Records contained in a dataset
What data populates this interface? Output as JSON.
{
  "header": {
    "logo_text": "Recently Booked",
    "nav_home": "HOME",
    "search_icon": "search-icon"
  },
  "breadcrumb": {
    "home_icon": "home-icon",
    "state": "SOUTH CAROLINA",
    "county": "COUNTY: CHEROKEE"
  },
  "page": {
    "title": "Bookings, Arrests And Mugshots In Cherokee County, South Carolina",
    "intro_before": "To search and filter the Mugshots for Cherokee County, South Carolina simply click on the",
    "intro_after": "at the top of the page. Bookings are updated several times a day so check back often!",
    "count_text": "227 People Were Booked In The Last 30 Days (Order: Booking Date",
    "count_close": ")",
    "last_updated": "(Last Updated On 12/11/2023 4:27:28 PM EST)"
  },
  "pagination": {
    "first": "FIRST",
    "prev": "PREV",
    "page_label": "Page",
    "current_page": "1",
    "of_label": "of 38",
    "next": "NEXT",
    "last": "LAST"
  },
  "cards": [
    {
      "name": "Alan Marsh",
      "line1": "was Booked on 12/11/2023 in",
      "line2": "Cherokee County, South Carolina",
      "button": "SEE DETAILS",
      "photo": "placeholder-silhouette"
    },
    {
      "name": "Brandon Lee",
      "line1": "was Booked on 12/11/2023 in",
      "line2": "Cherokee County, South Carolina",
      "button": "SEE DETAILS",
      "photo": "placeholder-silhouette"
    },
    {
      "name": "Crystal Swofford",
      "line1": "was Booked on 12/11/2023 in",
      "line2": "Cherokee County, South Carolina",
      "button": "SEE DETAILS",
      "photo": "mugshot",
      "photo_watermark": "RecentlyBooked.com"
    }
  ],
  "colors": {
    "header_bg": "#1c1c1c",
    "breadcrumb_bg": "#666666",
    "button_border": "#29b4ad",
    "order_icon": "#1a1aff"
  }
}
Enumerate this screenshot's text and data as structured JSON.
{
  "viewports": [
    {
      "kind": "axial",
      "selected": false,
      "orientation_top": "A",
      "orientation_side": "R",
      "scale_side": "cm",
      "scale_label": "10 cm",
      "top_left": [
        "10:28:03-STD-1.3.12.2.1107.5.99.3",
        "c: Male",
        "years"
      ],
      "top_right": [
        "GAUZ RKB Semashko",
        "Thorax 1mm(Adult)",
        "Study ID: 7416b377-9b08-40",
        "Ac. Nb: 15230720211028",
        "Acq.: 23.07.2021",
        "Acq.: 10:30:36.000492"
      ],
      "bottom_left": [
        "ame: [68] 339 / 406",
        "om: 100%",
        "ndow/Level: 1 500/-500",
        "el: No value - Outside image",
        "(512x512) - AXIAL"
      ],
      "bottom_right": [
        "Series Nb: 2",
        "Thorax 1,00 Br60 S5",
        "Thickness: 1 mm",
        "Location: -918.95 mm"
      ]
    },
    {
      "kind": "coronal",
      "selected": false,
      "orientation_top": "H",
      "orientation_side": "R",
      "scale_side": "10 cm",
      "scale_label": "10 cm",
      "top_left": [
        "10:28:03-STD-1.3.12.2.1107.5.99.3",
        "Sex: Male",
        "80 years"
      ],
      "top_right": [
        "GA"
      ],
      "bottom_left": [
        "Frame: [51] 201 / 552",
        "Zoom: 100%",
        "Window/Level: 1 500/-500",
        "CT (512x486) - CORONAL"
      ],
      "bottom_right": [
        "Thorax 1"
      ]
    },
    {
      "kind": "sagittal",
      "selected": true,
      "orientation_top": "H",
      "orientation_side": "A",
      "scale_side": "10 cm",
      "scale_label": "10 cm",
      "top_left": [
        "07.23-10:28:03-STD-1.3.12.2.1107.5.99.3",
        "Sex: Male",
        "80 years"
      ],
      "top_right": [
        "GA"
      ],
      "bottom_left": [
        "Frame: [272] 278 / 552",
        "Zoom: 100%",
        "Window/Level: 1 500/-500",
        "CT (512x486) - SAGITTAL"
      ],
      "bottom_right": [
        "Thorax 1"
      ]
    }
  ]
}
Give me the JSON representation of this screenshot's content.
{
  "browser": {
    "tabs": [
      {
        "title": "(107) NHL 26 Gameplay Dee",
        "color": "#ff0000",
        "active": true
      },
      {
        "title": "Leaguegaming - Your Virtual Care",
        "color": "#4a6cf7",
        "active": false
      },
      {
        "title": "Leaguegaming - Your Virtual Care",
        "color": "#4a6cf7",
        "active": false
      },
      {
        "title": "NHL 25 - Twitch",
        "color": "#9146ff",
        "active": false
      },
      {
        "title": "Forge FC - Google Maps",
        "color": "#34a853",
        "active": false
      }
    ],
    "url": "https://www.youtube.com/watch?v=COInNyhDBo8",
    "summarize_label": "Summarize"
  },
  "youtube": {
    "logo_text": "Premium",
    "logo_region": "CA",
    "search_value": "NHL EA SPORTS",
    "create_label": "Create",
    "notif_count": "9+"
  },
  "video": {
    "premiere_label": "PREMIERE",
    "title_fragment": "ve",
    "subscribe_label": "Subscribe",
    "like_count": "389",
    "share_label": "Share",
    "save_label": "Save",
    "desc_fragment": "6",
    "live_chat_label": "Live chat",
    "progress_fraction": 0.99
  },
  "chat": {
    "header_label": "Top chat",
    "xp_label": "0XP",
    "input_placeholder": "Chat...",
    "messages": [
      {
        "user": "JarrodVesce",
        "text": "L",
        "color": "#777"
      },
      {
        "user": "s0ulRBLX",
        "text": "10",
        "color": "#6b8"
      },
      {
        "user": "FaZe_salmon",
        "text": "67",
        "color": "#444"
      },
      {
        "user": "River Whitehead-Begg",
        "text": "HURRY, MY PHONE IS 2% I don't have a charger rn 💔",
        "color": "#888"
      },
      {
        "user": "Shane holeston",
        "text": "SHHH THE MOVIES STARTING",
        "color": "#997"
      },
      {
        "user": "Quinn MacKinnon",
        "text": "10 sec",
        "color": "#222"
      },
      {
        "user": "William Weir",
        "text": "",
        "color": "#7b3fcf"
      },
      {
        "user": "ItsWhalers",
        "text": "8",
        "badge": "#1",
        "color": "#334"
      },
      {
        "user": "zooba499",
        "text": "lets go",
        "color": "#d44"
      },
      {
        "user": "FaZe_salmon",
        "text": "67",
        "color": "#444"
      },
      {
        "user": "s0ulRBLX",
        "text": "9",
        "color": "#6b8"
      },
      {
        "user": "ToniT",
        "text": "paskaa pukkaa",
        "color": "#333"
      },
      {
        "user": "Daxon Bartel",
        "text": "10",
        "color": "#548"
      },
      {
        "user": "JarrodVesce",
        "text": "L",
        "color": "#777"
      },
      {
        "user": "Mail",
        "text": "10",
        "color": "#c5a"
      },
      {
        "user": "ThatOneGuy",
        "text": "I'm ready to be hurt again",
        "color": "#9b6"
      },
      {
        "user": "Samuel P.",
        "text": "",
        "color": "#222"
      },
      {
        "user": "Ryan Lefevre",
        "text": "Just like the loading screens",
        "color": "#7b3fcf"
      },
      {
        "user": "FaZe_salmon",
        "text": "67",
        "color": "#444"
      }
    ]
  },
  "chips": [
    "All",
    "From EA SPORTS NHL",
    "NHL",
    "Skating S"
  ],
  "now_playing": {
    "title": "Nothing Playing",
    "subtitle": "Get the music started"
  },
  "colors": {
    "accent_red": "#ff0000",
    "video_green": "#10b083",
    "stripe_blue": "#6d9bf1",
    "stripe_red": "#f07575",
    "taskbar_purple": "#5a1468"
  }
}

= Written request =
Repeat every entry exactly, please.

= Solution to this exercise =
What data populates this interface? Output as JSON.
{
  "header": {
    "logo_text": "Recently Booked",
    "nav_home": "HOME",
    "search_icon": "search-icon"
  },
  "breadcrumb": {
    "home_icon": "home-icon",
    "state": "SOUTH CAROLINA",
    "county": "COUNTY: CHEROKEE"
  },
  "page": {
    "title": "Bookings, Arrests And Mugshots In Cherokee County, South Carolina",
    "intro_before": "To search and filter the Mugshots for Cherokee County, South Carolina simply click on the",
    "intro_after": "at the top of the page. Bookings are updated several times a day so check back often!",
    "count_text": "227 People Were Booked In The Last 30 Days (Order: Booking Date",
    "count_close": ")",
    "last_updated": "(Last Updated On 12/11/2023 4:27:28 PM EST)"
  },
  "pagination": {
    "first": "FIRST",
    "prev": "PREV",
    "page_label": "Page",
    "current_page": "1",
    "of_label": "of 38",
    "next": "NEXT",
    "last": "LAST"
  },
  "cards": [
    {
      "name": "Alan Marsh",
      "line1": "was Booked on 12/11/2023 in",
      "line2": "Cherokee County, South Carolina",
      "button": "SEE DETAILS",
      "photo": "placeholder-silhouette"
    },
    {
      "name": "Brandon Lee",
      "line1": "was Booked on 12/11/2023 in",
      "line2": "Cherokee County, South Carolina",
      "button": "SEE DETAILS",
      "photo": "placeholder-silhouette"
    },
    {
      "name": "Crystal Swofford",
      "line1": "was Booked on 12/11/2023 in",
      "line2": "Cherokee County, South Carolina",
      "button": "SEE DETAILS",
      "photo": "mugshot",
      "photo_watermark": "RecentlyBooked.com"
    }
  ],
  "colors": {
    "header_bg": "#1c1c1c",
    "breadcrumb_bg": "#666666",
    "button_border": "#29b4ad",
    "order_icon": "#1a1aff"
  }
}
Enumerate this screenshot's text and data as structured JSON.
{
  "viewports": [
    {
      "kind": "axial",
      "selected": false,
      "orientation_top": "A",
      "orientation_side": "R",
      "scale_side": "cm",
      "scale_label": "10 cm",
      "top_left": [
        "10:28:03-STD-1.3.12.2.1107.5.99.3",
        "c: Male",
        "years"
      ],
      "top_right": [
        "GAUZ RKB Semashko",
        "Thorax 1mm(Adult)",
        "Study ID: 7416b377-9b08-40",
        "Ac. Nb: 15230720211028",
        "Acq.: 23.07.2021",
        "Acq.: 10:30:36.000492"
      ],
      "bottom_left": [
        "ame: [68] 339 / 406",
        "om: 100%",
        "ndow/Level: 1 500/-500",
        "el: No value - Outside image",
        "(512x512) - AXIAL"
      ],
      "bottom_right": [
        "Series Nb: 2",
        "Thorax 1,00 Br60 S5",
        "Thickness: 1 mm",
        "Location: -918.95 mm"
      ]
    },
    {
      "kind": "coronal",
      "selected": false,
      "orientation_top": "H",
      "orientation_side": "R",
      "scale_side": "10 cm",
      "scale_label": "10 cm",
      "top_left": [
        "10:28:03-STD-1.3.12.2.1107.5.99.3",
        "Sex: Male",
        "80 years"
      ],
      "top_right": [
        "GA"
      ],
      "bottom_left": [
        "Frame: [51] 201 / 552",
        "Zoom: 100%",
        "Window/Level: 1 500/-500",
        "CT (512x486) - CORONAL"
      ],
      "bottom_right": [
        "Thorax 1"
      ]
    },
    {
      "kind": "sagittal",
      "selected": true,
      "orientation_top": "H",
      "orientation_side": "A",
      "scale_side": "10 cm",
      "scale_label": "10 cm",
      "top_left": [
        "07.23-10:28:03-STD-1.3.12.2.1107.5.99.3",
        "Sex: Male",
        "80 years"
      ],
      "top_right": [
        "GA"
      ],
      "bottom_left": [
        "Frame: [272] 278 / 552",
        "Zoom: 100%",
        "Window/Level: 1 500/-500",
        "CT (512x486) - SAGITTAL"
      ],
      "bottom_right": [
        "Thorax 1"
      ]
    }
  ]
}
Give me the JSON representation of this screenshot's content.
{
  "browser": {
    "tabs": [
      {
        "title": "(107) NHL 26 Gameplay Dee",
        "color": "#ff0000",
        "active": true
      },
      {
        "title": "Leaguegaming - Your Virtual Care",
        "color": "#4a6cf7",
        "active": false
      },
      {
        "title": "Leaguegaming - Your Virtual Care",
        "color": "#4a6cf7",
        "active": false
      },
      {
        "title": "NHL 25 - Twitch",
        "color": "#9146ff",
        "active": false
      },
      {
        "title": "Forge FC - Google Maps",
        "color": "#34a853",
        "active": false
      }
    ],
    "url": "https://www.youtube.com/watch?v=COInNyhDBo8",
    "summarize_label": "Summarize"
  },
  "youtube": {
    "logo_text": "Premium",
    "logo_region": "CA",
    "search_value": "NHL EA SPORTS",
    "create_label": "Create",
    "notif_count": "9+"
  },
  "video": {
    "premiere_label": "PREMIERE",
    "title_fragment": "ve",
    "subscribe_label": "Subscribe",
    "like_count": "389",
    "share_label": "Share",
    "save_label": "Save",
    "desc_fragment": "6",
    "live_chat_label": "Live chat",
    "progress_fraction": 0.99
  },
  "chat": {
    "header_label": "Top chat",
    "xp_label": "0XP",
    "input_placeholder": "Chat...",
    "messages": [
      {
        "user": "JarrodVesce",
        "text": "L",
        "color": "#777"
      },
      {
        "user": "s0ulRBLX",
        "text": "10",
        "color": "#6b8"
      },
      {
        "user": "FaZe_salmon",
        "text": "67",
        "color": "#444"
      },
      {
        "user": "River Whitehead-Begg",
        "text": "HURRY, MY PHONE IS 2% I don't have a charger rn 💔",
        "color": "#888"
      },
      {
        "user": "Shane holeston",
        "text": "SHHH THE MOVIES STARTING",
        "color": "#997"
      },
      {
        "user": "Quinn MacKinnon",
        "text": "10 sec",
        "color": "#222"
      },
      {
        "user": "William Weir",
        "text": "",
        "color": "#7b3fcf"
      },
      {
        "user": "ItsWhalers",
        "text": "8",
        "badge": "#1",
        "color": "#334"
      },
      {
        "user": "zooba499",
        "text": "lets go",
        "color": "#d44"
      },
      {
        "user": "FaZe_salmon",
        "text": "67",
        "color": "#444"
      },
      {
        "user": "s0ulRBLX",
        "text": "9",
        "color": "#6b8"
      },
      {
        "user": "ToniT",
        "text": "paskaa pukkaa",
        "color": "#333"
      },
      {
        "user": "Daxon Bartel",
        "text": "10",
        "color": "#548"
      },
      {
        "user": "JarrodVesce",
        "text": "L",
        "color": "#777"
      },
      {
        "user": "Mail",
        "text": "10",
        "color": "#c5a"
      },
      {
        "user": "ThatOneGuy",
        "text": "I'm ready to be hurt again",
        "color": "#9b6"
      },
      {
        "user": "Samuel P.",
        "text": "",
        "color": "#222"
      },
      {
        "user": "Ryan Lefevre",
        "text": "Just like the loading screens",
        "color": "#7b3fcf"
      },
      {
        "user": "FaZe_salmon",
        "text": "67",
        "color": "#444"
      }
    ]
  },
  "chips": [
    "All",
    "From EA SPORTS NHL",
    "NHL",
    "Skating S"
  ],
  "now_playing": {
    "title": "Nothing Playing",
    "subtitle": "Get the music started"
  },
  "colors": {
    "accent_red": "#ff0000",
    "video_green": "#10b083",
    "stripe_blue": "#6d9bf1",
    "stripe_red": "#f07575",
    "taskbar_purple": "#5a1468"
  }
}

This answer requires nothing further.